**Problem to solve**
Restate all of the data exactly.

**Provided data**
****

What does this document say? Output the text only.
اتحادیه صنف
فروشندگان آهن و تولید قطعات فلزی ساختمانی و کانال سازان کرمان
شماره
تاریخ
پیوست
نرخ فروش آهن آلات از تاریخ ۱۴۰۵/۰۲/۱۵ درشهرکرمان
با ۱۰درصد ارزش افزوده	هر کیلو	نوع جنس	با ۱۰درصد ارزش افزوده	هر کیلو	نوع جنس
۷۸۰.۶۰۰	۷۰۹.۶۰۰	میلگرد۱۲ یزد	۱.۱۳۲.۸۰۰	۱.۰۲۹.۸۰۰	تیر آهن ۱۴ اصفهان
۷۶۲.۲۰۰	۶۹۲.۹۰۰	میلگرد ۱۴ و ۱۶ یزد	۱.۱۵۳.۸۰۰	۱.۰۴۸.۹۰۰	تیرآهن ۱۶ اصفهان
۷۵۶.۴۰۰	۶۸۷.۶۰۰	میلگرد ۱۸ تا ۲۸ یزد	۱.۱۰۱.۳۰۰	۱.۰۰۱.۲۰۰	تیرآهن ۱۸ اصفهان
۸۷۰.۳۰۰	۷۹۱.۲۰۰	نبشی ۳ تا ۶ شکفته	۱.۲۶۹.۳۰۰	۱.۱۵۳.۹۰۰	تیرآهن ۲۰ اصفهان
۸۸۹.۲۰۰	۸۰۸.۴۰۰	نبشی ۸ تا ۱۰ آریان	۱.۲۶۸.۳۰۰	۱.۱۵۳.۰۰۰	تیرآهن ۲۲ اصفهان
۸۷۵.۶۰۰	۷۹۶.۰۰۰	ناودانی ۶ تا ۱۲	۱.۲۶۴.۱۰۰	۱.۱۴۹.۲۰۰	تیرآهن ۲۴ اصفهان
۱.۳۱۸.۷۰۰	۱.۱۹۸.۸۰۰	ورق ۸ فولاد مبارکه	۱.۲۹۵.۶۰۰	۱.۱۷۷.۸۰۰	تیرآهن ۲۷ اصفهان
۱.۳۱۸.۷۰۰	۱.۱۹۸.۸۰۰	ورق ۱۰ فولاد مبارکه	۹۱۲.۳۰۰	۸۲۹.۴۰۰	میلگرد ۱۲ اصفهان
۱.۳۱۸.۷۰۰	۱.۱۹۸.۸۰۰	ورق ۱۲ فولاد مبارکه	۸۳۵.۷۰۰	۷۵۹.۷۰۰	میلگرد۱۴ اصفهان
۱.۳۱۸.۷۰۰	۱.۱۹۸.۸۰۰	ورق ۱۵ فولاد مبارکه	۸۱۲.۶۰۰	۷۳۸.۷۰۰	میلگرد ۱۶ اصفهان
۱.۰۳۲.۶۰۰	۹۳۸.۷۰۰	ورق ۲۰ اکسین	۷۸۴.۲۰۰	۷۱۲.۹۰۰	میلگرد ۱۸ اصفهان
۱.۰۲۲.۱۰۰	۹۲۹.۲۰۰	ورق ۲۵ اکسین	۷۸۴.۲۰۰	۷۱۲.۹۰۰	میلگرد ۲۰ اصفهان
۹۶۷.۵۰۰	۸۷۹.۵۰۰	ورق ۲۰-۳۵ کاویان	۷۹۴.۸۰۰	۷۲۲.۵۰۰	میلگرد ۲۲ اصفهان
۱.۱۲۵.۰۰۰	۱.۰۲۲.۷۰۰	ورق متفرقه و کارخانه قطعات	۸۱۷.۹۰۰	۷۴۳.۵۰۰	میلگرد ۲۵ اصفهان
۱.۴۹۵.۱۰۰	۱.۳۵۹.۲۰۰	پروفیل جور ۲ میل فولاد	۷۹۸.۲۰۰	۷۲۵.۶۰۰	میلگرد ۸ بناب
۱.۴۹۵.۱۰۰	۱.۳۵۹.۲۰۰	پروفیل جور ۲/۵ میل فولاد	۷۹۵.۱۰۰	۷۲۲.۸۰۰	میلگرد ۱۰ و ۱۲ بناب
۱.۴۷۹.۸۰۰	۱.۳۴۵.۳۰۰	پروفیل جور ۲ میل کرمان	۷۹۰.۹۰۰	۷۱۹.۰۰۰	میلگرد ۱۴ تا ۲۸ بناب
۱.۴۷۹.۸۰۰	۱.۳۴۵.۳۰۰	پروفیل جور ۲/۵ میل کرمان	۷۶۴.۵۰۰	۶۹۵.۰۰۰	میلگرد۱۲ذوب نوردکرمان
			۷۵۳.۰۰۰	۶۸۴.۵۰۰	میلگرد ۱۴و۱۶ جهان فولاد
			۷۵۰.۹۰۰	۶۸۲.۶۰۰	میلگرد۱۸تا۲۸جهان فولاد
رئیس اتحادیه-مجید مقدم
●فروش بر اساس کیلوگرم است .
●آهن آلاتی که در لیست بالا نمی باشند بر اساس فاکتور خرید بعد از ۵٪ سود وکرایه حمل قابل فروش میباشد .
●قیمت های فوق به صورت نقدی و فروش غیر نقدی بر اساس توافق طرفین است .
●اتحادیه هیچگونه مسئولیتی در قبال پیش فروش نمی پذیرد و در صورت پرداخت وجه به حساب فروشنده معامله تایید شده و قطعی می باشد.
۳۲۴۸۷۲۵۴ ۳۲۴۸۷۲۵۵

****

**Answer to this task**
What does this document say? Output the text only.
اتحادیه صنف
فروشندگان آهن و تولید قطعات فلزی ساختمانی و کانال سازان کرمان
شماره
تاریخ
پیوست
نرخ فروش آهن آلات از تاریخ ۱۴۰۵/۰۲/۱۵ درشهرکرمان
با ۱۰درصد ارزش افزوده	هر کیلو	نوع جنس	با ۱۰درصد ارزش افزوده	هر کیلو	نوع جنس
۷۸۰.۶۰۰	۷۰۹.۶۰۰	میلگرد۱۲ یزد	۱.۱۳۲.۸۰۰	۱.۰۲۹.۸۰۰	تیر آهن ۱۴ اصفهان
۷۶۲.۲۰۰	۶۹۲.۹۰۰	میلگرد ۱۴ و ۱۶ یزد	۱.۱۵۳.۸۰۰	۱.۰۴۸.۹۰۰	تیرآهن ۱۶ اصفهان
۷۵۶.۴۰۰	۶۸۷.۶۰۰	میلگرد ۱۸ تا ۲۸ یزد	۱.۱۰۱.۳۰۰	۱.۰۰۱.۲۰۰	تیرآهن ۱۸ اصفهان
۸۷۰.۳۰۰	۷۹۱.۲۰۰	نبشی ۳ تا ۶ شکفته	۱.۲۶۹.۳۰۰	۱.۱۵۳.۹۰۰	تیرآهن ۲۰ اصفهان
۸۸۹.۲۰۰	۸۰۸.۴۰۰	نبشی ۸ تا ۱۰ آریان	۱.۲۶۸.۳۰۰	۱.۱۵۳.۰۰۰	تیرآهن ۲۲ اصفهان
۸۷۵.۶۰۰	۷۹۶.۰۰۰	ناودانی ۶ تا ۱۲	۱.۲۶۴.۱۰۰	۱.۱۴۹.۲۰۰	تیرآهن ۲۴ اصفهان
۱.۳۱۸.۷۰۰	۱.۱۹۸.۸۰۰	ورق ۸ فولاد مبارکه	۱.۲۹۵.۶۰۰	۱.۱۷۷.۸۰۰	تیرآهن ۲۷ اصفهان
۱.۳۱۸.۷۰۰	۱.۱۹۸.۸۰۰	ورق ۱۰ فولاد مبارکه	۹۱۲.۳۰۰	۸۲۹.۴۰۰	میلگرد ۱۲ اصفهان
۱.۳۱۸.۷۰۰	۱.۱۹۸.۸۰۰	ورق ۱۲ فولاد مبارکه	۸۳۵.۷۰۰	۷۵۹.۷۰۰	میلگرد۱۴ اصفهان
۱.۳۱۸.۷۰۰	۱.۱۹۸.۸۰۰	ورق ۱۵ فولاد مبارکه	۸۱۲.۶۰۰	۷۳۸.۷۰۰	میلگرد ۱۶ اصفهان
۱.۰۳۲.۶۰۰	۹۳۸.۷۰۰	ورق ۲۰ اکسین	۷۸۴.۲۰۰	۷۱۲.۹۰۰	میلگرد ۱۸ اصفهان
۱.۰۲۲.۱۰۰	۹۲۹.۲۰۰	ورق ۲۵ اکسین	۷۸۴.۲۰۰	۷۱۲.۹۰۰	میلگرد ۲۰ اصفهان
۹۶۷.۵۰۰	۸۷۹.۵۰۰	ورق ۲۰-۳۵ کاویان	۷۹۴.۸۰۰	۷۲۲.۵۰۰	میلگرد ۲۲ اصفهان
۱.۱۲۵.۰۰۰	۱.۰۲۲.۷۰۰	ورق متفرقه و کارخانه قطعات	۸۱۷.۹۰۰	۷۴۳.۵۰۰	میلگرد ۲۵ اصفهان
۱.۴۹۵.۱۰۰	۱.۳۵۹.۲۰۰	پروفیل جور ۲ میل فولاد	۷۹۸.۲۰۰	۷۲۵.۶۰۰	میلگرد ۸ بناب
۱.۴۹۵.۱۰۰	۱.۳۵۹.۲۰۰	پروفیل جور ۲/۵ میل فولاد	۷۹۵.۱۰۰	۷۲۲.۸۰۰	میلگرد ۱۰ و ۱۲ بناب
۱.۴۷۹.۸۰۰	۱.۳۴۵.۳۰۰	پروفیل جور ۲ میل کرمان	۷۹۰.۹۰۰	۷۱۹.۰۰۰	میلگرد ۱۴ تا ۲۸ بناب
۱.۴۷۹.۸۰۰	۱.۳۴۵.۳۰۰	پروفیل جور ۲/۵ میل کرمان	۷۶۴.۵۰۰	۶۹۵.۰۰۰	میلگرد۱۲ذوب نوردکرمان
			۷۵۳.۰۰۰	۶۸۴.۵۰۰	میلگرد ۱۴و۱۶ جهان فولاد
			۷۵۰.۹۰۰	۶۸۲.۶۰۰	میلگرد۱۸تا۲۸جهان فولاد
رئیس اتحادیه-مجید مقدم
●فروش بر اساس کیلوگرم است .
●آهن آلاتی که در لیست بالا نمی باشند بر اساس فاکتور خرید بعد از ۵٪ سود وکرایه حمل قابل فروش میباشد .
●قیمت های فوق به صورت نقدی و فروش غیر نقدی بر اساس توافق طرفین است .
●اتحادیه هیچگونه مسئولیتی در قبال پیش فروش نمی پذیرد و در صورت پرداخت وجه به حساب فروشنده معامله تایید شده و قطعی می باشد.
۳۲۴۸۷۲۵۴ ۳۲۴۸۷۲۵۵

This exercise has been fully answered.